Goal | Only the number is wanted: how many lines contain the string "this"?
........
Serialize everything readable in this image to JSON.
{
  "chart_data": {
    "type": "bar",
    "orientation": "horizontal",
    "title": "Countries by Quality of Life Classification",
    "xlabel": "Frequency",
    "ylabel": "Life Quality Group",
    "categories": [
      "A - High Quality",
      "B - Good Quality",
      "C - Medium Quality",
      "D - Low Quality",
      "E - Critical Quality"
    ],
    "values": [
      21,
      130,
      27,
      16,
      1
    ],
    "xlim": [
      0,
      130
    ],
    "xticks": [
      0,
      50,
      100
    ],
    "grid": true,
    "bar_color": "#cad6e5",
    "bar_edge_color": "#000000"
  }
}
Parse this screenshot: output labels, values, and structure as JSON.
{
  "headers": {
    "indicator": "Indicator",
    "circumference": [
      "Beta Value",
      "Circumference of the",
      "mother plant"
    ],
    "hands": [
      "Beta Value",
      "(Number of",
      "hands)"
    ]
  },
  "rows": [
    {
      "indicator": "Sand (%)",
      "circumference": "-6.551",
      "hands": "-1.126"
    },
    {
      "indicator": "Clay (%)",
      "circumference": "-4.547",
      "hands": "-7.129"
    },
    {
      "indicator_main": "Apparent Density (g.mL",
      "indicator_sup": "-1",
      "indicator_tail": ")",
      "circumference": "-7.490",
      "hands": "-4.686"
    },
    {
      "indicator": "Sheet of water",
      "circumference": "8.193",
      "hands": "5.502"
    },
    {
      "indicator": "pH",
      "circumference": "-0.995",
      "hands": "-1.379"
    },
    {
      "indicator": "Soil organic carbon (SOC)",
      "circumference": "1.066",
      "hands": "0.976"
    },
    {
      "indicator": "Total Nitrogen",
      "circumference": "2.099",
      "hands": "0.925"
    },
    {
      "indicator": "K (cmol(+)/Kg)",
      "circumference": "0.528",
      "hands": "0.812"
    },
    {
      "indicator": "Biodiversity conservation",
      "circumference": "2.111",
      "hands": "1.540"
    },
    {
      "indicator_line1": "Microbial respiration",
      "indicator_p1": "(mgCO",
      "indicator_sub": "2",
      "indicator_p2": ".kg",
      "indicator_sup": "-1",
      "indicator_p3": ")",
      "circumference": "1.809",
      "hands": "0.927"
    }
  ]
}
........
Response | 2